[Records provided]:
-- begin --
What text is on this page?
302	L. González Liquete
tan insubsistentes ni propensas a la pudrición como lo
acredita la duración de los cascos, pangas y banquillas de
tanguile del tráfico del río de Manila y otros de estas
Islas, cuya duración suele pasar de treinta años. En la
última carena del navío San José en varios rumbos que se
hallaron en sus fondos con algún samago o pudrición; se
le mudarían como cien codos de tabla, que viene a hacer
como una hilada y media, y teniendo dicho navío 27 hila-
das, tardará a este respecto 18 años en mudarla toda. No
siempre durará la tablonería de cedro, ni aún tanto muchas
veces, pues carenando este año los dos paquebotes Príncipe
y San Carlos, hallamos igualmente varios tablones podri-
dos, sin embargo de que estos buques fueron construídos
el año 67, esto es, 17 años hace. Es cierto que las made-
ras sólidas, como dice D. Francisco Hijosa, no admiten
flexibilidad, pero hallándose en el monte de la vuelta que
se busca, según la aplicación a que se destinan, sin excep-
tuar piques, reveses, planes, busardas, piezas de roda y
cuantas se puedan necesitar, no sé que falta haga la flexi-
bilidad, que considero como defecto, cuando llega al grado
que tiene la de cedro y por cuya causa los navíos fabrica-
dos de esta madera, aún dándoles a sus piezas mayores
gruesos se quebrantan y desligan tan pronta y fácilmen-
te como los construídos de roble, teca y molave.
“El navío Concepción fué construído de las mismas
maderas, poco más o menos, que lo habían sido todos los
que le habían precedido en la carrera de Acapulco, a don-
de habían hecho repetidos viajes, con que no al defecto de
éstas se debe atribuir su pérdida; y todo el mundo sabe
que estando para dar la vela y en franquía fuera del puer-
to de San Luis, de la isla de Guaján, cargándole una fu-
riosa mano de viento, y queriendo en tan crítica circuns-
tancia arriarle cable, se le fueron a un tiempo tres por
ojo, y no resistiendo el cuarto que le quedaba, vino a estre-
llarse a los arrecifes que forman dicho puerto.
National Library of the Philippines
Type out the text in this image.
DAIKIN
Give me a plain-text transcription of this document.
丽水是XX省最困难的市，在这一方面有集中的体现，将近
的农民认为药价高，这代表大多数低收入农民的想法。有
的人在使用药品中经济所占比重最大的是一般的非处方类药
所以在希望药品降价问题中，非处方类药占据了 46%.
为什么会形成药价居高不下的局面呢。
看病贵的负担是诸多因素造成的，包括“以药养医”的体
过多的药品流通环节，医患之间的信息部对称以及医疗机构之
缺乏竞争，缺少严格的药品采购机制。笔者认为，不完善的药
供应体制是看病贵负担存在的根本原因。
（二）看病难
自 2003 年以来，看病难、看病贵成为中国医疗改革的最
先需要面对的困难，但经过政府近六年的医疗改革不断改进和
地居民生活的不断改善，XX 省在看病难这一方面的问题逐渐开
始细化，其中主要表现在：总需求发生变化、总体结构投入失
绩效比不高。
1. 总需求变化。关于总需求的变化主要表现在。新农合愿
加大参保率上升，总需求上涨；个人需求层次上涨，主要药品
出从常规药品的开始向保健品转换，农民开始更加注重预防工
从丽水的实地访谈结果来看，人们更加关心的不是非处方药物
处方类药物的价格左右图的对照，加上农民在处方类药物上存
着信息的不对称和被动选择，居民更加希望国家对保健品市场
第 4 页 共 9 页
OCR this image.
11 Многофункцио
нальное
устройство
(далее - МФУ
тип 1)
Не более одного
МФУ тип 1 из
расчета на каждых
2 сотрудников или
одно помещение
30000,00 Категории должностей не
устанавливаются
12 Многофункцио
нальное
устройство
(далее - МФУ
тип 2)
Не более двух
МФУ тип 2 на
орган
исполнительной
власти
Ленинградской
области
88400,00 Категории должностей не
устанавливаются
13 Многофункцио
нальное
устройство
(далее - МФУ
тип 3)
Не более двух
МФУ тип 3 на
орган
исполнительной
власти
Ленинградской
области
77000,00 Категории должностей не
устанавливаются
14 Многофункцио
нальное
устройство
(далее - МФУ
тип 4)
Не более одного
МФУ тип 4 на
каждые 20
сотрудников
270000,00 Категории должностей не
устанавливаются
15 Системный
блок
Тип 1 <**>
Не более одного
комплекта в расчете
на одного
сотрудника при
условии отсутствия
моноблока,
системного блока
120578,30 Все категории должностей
-- end --
[Aim of the exercise]: Output exactly the lines above, from the one holding "OCR this image." through the end of the data, including the first and last.

[Task solution]:
OCR this image.
11 Многофункцио
нальное
устройство
(далее - МФУ
тип 1)
Не более одного
МФУ тип 1 из
расчета на каждых
2 сотрудников или
одно помещение
30000,00 Категории должностей не
устанавливаются
12 Многофункцио
нальное
устройство
(далее - МФУ
тип 2)
Не более двух
МФУ тип 2 на
орган
исполнительной
власти
Ленинградской
области
88400,00 Категории должностей не
устанавливаются
13 Многофункцио
нальное
устройство
(далее - МФУ
тип 3)
Не более двух
МФУ тип 3 на
орган
исполнительной
власти
Ленинградской
области
77000,00 Категории должностей не
устанавливаются
14 Многофункцио
нальное
устройство
(далее - МФУ
тип 4)
Не более одного
МФУ тип 4 на
каждые 20
сотрудников
270000,00 Категории должностей не
устанавливаются
15 Системный
блок
Тип 1 <**>
Не более одного
комплекта в расчете
на одного
сотрудника при
условии отсутствия
моноблока,
системного блока
120578,30 Все категории должностей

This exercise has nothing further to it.